--- START OF MATERIAL FOR THE TASK ---
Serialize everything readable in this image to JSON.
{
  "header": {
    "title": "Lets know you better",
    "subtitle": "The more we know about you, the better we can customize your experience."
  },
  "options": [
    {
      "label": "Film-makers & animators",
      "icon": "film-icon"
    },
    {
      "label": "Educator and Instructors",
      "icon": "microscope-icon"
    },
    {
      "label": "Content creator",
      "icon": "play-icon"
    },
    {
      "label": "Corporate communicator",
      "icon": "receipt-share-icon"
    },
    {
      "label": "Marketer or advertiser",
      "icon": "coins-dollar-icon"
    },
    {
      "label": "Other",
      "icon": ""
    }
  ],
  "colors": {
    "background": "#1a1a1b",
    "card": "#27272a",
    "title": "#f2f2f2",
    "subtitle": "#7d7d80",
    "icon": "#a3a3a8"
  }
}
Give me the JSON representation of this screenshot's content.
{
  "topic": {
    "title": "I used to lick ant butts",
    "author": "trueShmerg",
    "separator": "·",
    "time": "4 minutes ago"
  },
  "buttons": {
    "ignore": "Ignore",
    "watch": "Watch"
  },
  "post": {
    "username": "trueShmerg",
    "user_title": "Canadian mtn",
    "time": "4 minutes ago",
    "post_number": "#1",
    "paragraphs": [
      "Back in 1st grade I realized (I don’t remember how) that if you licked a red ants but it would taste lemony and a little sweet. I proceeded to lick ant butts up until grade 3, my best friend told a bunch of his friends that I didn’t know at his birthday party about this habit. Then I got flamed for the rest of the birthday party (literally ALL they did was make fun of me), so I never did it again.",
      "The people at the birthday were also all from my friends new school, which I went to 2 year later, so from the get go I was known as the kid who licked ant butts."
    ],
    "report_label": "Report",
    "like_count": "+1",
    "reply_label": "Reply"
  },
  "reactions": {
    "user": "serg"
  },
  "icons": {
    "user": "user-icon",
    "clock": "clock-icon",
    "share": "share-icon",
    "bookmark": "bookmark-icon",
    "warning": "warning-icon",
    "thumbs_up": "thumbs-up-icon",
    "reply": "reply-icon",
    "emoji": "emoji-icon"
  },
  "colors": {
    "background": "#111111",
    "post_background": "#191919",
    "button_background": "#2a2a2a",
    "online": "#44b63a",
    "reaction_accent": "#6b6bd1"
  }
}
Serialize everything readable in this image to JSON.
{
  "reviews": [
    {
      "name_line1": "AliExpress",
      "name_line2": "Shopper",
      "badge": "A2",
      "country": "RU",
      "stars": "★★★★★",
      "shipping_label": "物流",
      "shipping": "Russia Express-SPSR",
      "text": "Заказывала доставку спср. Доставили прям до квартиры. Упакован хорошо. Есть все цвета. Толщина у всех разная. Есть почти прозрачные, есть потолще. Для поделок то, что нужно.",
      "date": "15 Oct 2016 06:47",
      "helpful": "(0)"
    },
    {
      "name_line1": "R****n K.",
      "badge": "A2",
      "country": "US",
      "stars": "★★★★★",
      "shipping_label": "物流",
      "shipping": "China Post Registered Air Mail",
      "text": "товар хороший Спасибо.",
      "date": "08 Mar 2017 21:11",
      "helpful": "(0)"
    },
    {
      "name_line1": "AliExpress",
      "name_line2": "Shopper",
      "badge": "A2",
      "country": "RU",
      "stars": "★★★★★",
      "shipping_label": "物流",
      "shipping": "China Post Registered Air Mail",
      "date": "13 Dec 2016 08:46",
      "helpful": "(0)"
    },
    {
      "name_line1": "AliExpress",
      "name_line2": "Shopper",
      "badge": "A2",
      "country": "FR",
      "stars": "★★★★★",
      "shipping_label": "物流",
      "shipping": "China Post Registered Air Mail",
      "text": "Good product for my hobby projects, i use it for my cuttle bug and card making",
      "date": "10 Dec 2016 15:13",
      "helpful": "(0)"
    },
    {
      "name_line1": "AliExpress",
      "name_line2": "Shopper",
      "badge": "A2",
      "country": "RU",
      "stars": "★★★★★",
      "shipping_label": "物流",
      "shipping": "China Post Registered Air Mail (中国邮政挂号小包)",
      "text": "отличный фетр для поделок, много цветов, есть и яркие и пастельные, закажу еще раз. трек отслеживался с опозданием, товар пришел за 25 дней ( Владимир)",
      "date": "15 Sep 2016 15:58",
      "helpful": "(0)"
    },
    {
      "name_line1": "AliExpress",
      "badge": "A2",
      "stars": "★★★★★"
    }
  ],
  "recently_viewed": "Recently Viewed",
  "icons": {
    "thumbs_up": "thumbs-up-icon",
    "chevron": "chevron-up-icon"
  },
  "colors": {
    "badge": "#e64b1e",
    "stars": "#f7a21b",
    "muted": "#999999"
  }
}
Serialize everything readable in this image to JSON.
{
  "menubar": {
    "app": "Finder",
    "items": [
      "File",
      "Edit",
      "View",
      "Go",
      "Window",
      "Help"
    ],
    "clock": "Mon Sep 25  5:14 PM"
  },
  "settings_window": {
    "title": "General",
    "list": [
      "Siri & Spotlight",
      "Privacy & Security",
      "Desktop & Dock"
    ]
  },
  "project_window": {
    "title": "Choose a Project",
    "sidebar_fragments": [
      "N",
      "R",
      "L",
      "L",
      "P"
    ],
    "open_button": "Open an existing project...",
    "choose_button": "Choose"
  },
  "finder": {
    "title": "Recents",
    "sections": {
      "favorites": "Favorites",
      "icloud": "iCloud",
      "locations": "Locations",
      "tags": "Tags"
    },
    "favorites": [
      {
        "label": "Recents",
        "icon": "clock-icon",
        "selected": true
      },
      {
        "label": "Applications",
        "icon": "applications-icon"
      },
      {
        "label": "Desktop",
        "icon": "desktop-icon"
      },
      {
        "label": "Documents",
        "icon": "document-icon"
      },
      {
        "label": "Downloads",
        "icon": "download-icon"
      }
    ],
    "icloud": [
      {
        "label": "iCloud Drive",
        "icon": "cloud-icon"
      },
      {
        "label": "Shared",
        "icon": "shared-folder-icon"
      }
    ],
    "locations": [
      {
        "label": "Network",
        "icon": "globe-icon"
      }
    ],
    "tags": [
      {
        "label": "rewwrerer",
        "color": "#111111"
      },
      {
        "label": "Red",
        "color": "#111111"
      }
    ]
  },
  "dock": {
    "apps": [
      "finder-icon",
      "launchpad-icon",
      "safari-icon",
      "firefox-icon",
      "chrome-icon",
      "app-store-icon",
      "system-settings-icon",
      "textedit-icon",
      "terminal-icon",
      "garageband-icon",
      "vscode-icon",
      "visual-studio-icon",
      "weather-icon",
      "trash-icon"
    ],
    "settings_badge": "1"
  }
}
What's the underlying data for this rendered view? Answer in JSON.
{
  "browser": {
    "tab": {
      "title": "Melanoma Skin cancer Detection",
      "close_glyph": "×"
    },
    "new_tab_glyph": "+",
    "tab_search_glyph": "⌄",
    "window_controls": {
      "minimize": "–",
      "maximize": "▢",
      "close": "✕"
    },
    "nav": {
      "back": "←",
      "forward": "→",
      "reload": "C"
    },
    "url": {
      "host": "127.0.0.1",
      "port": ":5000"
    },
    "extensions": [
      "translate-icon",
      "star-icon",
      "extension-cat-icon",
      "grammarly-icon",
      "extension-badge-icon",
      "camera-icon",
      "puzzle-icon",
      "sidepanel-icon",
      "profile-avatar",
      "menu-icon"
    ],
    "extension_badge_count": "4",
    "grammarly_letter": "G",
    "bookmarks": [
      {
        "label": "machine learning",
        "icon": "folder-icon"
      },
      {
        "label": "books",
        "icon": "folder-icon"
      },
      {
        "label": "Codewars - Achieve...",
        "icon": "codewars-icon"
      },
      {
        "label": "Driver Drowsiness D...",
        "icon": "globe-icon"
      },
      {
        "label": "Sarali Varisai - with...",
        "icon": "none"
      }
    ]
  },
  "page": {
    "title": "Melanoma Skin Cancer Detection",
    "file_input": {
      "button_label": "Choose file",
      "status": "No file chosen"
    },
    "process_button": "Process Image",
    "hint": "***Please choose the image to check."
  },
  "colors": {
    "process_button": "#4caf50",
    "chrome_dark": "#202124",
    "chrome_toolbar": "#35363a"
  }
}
--- END OF MATERIAL FOR THE TASK ---
- _WRITTEN EXERCISE_:
Your task is to collect every line above that contains the word "trueShmerg".

- _SOLVED PROBLEM_:
    "author": "trueShmerg",
    "username": "trueShmerg",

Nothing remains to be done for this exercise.